# [The task]
Copy only this range: the line with "What's the underlying" through the final line of the material, inclusive at both ends.

## start Data to use

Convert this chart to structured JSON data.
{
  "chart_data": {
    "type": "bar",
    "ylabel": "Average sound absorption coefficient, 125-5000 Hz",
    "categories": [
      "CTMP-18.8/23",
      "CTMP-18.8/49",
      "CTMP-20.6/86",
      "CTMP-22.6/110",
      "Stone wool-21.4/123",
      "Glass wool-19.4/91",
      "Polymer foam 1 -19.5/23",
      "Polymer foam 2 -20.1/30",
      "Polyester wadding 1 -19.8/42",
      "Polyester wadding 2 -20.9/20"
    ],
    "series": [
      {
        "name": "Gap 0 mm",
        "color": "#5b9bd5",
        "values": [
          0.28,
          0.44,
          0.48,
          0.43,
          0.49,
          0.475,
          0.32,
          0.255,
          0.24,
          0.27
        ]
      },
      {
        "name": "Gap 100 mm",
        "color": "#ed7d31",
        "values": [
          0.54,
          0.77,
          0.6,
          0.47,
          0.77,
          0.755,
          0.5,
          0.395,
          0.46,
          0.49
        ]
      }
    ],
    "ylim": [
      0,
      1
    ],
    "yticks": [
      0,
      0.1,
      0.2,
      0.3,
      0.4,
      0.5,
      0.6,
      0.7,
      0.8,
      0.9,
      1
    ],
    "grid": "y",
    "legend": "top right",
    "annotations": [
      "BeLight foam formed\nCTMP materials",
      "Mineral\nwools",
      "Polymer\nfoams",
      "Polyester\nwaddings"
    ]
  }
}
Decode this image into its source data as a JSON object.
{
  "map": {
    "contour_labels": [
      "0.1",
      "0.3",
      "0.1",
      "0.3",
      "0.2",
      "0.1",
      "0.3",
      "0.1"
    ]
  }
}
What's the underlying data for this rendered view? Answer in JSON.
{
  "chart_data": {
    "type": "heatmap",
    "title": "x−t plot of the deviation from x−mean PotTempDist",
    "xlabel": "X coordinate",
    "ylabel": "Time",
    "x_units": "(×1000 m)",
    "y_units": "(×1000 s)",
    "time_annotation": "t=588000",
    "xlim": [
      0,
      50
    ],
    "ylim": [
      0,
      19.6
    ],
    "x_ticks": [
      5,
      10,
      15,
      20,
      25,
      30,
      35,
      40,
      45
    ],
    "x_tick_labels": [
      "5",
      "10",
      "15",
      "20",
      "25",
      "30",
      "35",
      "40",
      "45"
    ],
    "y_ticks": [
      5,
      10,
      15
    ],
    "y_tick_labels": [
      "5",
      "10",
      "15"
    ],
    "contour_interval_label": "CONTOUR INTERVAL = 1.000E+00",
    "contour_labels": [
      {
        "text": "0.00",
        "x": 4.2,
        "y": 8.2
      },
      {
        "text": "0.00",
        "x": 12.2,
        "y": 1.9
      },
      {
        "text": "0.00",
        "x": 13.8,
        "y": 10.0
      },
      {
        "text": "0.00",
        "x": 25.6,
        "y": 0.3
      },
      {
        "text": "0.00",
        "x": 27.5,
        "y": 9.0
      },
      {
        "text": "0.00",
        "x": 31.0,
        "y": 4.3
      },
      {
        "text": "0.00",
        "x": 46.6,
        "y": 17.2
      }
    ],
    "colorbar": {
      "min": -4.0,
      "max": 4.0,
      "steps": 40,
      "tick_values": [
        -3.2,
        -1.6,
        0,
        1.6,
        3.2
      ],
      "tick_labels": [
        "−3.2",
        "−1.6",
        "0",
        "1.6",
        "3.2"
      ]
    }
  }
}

## end Data to use

# [Result for this exercise]
What's the underlying data for this rendered view? Answer in JSON.
{
  "chart_data": {
    "type": "heatmap",
    "title": "x−t plot of the deviation from x−mean PotTempDist",
    "xlabel": "X coordinate",
    "ylabel": "Time",
    "x_units": "(×1000 m)",
    "y_units": "(×1000 s)",
    "time_annotation": "t=588000",
    "xlim": [
      0,
      50
    ],
    "ylim": [
      0,
      19.6
    ],
    "x_ticks": [
      5,
      10,
      15,
      20,
      25,
      30,
      35,
      40,
      45
    ],
    "x_tick_labels": [
      "5",
      "10",
      "15",
      "20",
      "25",
      "30",
      "35",
      "40",
      "45"
    ],
    "y_ticks": [
      5,
      10,
      15
    ],
    "y_tick_labels": [
      "5",
      "10",
      "15"
    ],
    "contour_interval_label": "CONTOUR INTERVAL = 1.000E+00",
    "contour_labels": [
      {
        "text": "0.00",
        "x": 4.2,
        "y": 8.2
      },
      {
        "text": "0.00",
        "x": 12.2,
        "y": 1.9
      },
      {
        "text": "0.00",
        "x": 13.8,
        "y": 10.0
      },
      {
        "text": "0.00",
        "x": 25.6,
        "y": 0.3
      },
      {
        "text": "0.00",
        "x": 27.5,
        "y": 9.0
      },
      {
        "text": "0.00",
        "x": 31.0,
        "y": 4.3
      },
      {
        "text": "0.00",
        "x": 46.6,
        "y": 17.2
      }
    ],
    "colorbar": {
      "min": -4.0,
      "max": 4.0,
      "steps": 40,
      "tick_values": [
        -3.2,
        -1.6,
        0,
        1.6,
        3.2
      ],
      "tick_labels": [
        "−3.2",
        "−1.6",
        "0",
        "1.6",
        "3.2"
      ]
    }
  }
}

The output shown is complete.